::: Dataset
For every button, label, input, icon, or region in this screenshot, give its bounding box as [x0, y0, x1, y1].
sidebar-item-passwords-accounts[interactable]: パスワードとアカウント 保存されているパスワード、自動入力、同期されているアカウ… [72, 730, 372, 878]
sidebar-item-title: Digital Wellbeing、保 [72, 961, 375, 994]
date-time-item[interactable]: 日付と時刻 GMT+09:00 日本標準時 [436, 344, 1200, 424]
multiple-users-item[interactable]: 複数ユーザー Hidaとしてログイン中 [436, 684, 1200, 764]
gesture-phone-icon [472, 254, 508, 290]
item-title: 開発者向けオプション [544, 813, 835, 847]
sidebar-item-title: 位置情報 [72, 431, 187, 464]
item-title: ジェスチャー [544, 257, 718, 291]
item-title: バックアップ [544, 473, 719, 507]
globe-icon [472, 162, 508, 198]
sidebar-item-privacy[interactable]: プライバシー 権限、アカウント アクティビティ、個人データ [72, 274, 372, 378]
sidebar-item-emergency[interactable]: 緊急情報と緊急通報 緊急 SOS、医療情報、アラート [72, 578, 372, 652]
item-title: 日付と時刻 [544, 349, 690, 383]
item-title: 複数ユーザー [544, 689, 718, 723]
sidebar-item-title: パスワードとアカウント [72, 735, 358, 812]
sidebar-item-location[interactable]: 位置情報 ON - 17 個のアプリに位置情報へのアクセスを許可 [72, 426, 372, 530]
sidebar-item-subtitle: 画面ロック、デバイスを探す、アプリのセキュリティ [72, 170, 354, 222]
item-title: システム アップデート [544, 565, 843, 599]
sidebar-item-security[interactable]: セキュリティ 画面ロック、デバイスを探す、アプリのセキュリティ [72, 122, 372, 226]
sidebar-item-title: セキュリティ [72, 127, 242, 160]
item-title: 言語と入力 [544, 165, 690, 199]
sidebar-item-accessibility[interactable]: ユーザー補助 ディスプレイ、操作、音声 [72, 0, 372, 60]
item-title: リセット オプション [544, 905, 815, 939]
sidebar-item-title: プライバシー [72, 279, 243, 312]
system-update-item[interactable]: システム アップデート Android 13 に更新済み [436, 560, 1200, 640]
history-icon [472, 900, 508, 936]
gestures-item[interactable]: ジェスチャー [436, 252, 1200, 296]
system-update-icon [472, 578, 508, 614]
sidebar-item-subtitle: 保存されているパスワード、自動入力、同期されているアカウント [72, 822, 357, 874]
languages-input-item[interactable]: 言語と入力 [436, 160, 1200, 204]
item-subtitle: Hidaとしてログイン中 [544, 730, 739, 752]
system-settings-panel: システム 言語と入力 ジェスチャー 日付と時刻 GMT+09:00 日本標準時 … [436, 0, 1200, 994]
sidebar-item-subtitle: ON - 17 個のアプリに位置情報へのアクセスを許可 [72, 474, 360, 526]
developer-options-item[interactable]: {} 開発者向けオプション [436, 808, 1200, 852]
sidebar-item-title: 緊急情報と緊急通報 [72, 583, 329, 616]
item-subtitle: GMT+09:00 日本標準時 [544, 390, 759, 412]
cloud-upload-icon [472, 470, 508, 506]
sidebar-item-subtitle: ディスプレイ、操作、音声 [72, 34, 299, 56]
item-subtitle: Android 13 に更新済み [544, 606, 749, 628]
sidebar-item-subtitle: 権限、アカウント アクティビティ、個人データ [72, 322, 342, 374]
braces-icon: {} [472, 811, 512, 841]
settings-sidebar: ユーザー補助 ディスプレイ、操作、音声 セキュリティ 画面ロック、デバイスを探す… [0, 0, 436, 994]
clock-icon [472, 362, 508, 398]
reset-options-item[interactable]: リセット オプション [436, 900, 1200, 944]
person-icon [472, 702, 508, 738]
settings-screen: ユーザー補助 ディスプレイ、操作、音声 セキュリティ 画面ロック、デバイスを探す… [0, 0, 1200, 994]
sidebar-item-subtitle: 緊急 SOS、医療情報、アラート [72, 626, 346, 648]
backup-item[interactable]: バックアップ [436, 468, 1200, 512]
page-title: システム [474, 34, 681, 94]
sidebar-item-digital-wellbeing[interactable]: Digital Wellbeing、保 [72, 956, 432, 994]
::::::
#### Direction
Copy the items above line for line, with no changes at all.

#### Task response
For every button, label, input, icon, or region in this screenshot, give its bounding box as [x0, y0, x1, y1].
sidebar-item-passwords-accounts[interactable]: パスワードとアカウント 保存されているパスワード、自動入力、同期されているアカウ… [72, 730, 372, 878]
sidebar-item-title: Digital Wellbeing、保 [72, 961, 375, 994]
date-time-item[interactable]: 日付と時刻 GMT+09:00 日本標準時 [436, 344, 1200, 424]
multiple-users-item[interactable]: 複数ユーザー Hidaとしてログイン中 [436, 684, 1200, 764]
gesture-phone-icon [472, 254, 508, 290]
item-title: 開発者向けオプション [544, 813, 835, 847]
sidebar-item-title: 位置情報 [72, 431, 187, 464]
item-title: ジェスチャー [544, 257, 718, 291]
item-title: バックアップ [544, 473, 719, 507]
globe-icon [472, 162, 508, 198]
sidebar-item-privacy[interactable]: プライバシー 権限、アカウント アクティビティ、個人データ [72, 274, 372, 378]
sidebar-item-emergency[interactable]: 緊急情報と緊急通報 緊急 SOS、医療情報、アラート [72, 578, 372, 652]
item-title: 日付と時刻 [544, 349, 690, 383]
item-title: 複数ユーザー [544, 689, 718, 723]
sidebar-item-title: パスワードとアカウント [72, 735, 358, 812]
sidebar-item-location[interactable]: 位置情報 ON - 17 個のアプリに位置情報へのアクセスを許可 [72, 426, 372, 530]
sidebar-item-subtitle: 画面ロック、デバイスを探す、アプリのセキュリティ [72, 170, 354, 222]
item-title: システム アップデート [544, 565, 843, 599]
sidebar-item-security[interactable]: セキュリティ 画面ロック、デバイスを探す、アプリのセキュリティ [72, 122, 372, 226]
sidebar-item-title: セキュリティ [72, 127, 242, 160]
item-title: 言語と入力 [544, 165, 690, 199]
sidebar-item-accessibility[interactable]: ユーザー補助 ディスプレイ、操作、音声 [72, 0, 372, 60]
item-title: リセット オプション [544, 905, 815, 939]
sidebar-item-title: プライバシー [72, 279, 243, 312]
system-update-item[interactable]: システム アップデート Android 13 に更新済み [436, 560, 1200, 640]
history-icon [472, 900, 508, 936]
gestures-item[interactable]: ジェスチャー [436, 252, 1200, 296]
system-update-icon [472, 578, 508, 614]
sidebar-item-subtitle: 保存されているパスワード、自動入力、同期されているアカウント [72, 822, 357, 874]
languages-input-item[interactable]: 言語と入力 [436, 160, 1200, 204]
item-subtitle: Hidaとしてログイン中 [544, 730, 739, 752]
system-settings-panel: システム 言語と入力 ジェスチャー 日付と時刻 GMT+09:00 日本標準時 … [436, 0, 1200, 994]
sidebar-item-subtitle: ON - 17 個のアプリに位置情報へのアクセスを許可 [72, 474, 360, 526]
developer-options-item[interactable]: {} 開発者向けオプション [436, 808, 1200, 852]
sidebar-item-title: 緊急情報と緊急通報 [72, 583, 329, 616]
item-subtitle: GMT+09:00 日本標準時 [544, 390, 759, 412]
cloud-upload-icon [472, 470, 508, 506]
sidebar-item-subtitle: ディスプレイ、操作、音声 [72, 34, 299, 56]
item-subtitle: Android 13 に更新済み [544, 606, 749, 628]
sidebar-item-subtitle: 権限、アカウント アクティビティ、個人データ [72, 322, 342, 374]
braces-icon: {} [472, 811, 512, 841]
settings-sidebar: ユーザー補助 ディスプレイ、操作、音声 セキュリティ 画面ロック、デバイスを探す… [0, 0, 436, 994]
clock-icon [472, 362, 508, 398]
reset-options-item[interactable]: リセット オプション [436, 900, 1200, 944]
person-icon [472, 702, 508, 738]
settings-screen: ユーザー補助 ディスプレイ、操作、音声 セキュリティ 画面ロック、デバイスを探す… [0, 0, 1200, 994]
sidebar-item-subtitle: 緊急 SOS、医療情報、アラート [72, 626, 346, 648]
backup-item[interactable]: バックアップ [436, 468, 1200, 512]
page-title: システム [474, 34, 681, 94]
sidebar-item-digital-wellbeing[interactable]: Digital Wellbeing、保 [72, 956, 432, 994]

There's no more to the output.